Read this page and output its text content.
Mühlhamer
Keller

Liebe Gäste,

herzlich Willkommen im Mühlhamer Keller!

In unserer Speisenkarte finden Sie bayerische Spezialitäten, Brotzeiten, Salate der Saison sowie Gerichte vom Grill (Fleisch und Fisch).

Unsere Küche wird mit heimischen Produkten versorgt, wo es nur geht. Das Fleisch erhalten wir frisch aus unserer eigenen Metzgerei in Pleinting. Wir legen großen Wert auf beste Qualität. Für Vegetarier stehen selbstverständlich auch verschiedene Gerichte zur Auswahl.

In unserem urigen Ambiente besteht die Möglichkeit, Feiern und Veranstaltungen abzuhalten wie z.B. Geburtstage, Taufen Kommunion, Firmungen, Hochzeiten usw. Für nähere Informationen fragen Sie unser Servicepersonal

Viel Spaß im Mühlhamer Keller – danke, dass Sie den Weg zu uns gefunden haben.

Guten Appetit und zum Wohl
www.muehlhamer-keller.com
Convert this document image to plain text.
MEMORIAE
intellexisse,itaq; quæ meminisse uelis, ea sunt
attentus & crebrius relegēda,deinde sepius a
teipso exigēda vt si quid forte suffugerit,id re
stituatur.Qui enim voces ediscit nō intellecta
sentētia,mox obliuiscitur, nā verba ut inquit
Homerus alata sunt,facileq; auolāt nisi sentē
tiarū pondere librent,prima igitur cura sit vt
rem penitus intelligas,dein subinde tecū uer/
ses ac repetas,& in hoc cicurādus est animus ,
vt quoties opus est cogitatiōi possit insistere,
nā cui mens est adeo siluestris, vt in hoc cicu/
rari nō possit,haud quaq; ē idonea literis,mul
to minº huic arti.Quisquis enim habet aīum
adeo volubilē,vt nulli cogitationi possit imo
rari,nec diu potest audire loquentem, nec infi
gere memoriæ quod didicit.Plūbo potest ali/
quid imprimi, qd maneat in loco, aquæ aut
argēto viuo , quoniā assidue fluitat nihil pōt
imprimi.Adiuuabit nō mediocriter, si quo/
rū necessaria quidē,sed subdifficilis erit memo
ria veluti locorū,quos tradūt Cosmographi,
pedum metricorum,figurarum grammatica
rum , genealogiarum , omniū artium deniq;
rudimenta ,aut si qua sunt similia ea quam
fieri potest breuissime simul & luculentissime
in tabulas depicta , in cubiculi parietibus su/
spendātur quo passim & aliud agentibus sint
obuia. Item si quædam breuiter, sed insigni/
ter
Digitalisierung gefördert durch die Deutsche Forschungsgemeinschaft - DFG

- _PROBLEM TO WORK ON_
Extract all the entries word for word.

- _OUTPUT OF THE EXERCISE_
Read this page and output its text content.
Mühlhamer
Keller

Liebe Gäste,

herzlich Willkommen im Mühlhamer Keller!

In unserer Speisenkarte finden Sie bayerische Spezialitäten, Brotzeiten, Salate der Saison sowie Gerichte vom Grill (Fleisch und Fisch).

Unsere Küche wird mit heimischen Produkten versorgt, wo es nur geht. Das Fleisch erhalten wir frisch aus unserer eigenen Metzgerei in Pleinting. Wir legen großen Wert auf beste Qualität. Für Vegetarier stehen selbstverständlich auch verschiedene Gerichte zur Auswahl.

In unserem urigen Ambiente besteht die Möglichkeit, Feiern und Veranstaltungen abzuhalten wie z.B. Geburtstage, Taufen Kommunion, Firmungen, Hochzeiten usw. Für nähere Informationen fragen Sie unser Servicepersonal

Viel Spaß im Mühlhamer Keller – danke, dass Sie den Weg zu uns gefunden haben.

Guten Appetit und zum Wohl
www.muehlhamer-keller.com
Convert this document image to plain text.
MEMORIAE
intellexisse,itaq; quæ meminisse uelis, ea sunt
attentus & crebrius relegēda,deinde sepius a
teipso exigēda vt si quid forte suffugerit,id re
stituatur.Qui enim voces ediscit nō intellecta
sentētia,mox obliuiscitur, nā verba ut inquit
Homerus alata sunt,facileq; auolāt nisi sentē
tiarū pondere librent,prima igitur cura sit vt
rem penitus intelligas,dein subinde tecū uer/
ses ac repetas,& in hoc cicurādus est animus ,
vt quoties opus est cogitatiōi possit insistere,
nā cui mens est adeo siluestris, vt in hoc cicu/
rari nō possit,haud quaq; ē idonea literis,mul
to minº huic arti.Quisquis enim habet aīum
adeo volubilē,vt nulli cogitationi possit imo
rari,nec diu potest audire loquentem, nec infi
gere memoriæ quod didicit.Plūbo potest ali/
quid imprimi, qd maneat in loco, aquæ aut
argēto viuo , quoniā assidue fluitat nihil pōt
imprimi.Adiuuabit nō mediocriter, si quo/
rū necessaria quidē,sed subdifficilis erit memo
ria veluti locorū,quos tradūt Cosmographi,
pedum metricorum,figurarum grammatica
rum , genealogiarum , omniū artium deniq;
rudimenta ,aut si qua sunt similia ea quam
fieri potest breuissime simul & luculentissime
in tabulas depicta , in cubiculi parietibus su/
spendātur quo passim & aliud agentibus sint
obuia. Item si quædam breuiter, sed insigni/
ter
Digitalisierung gefördert durch die Deutsche Forschungsgemeinschaft - DFG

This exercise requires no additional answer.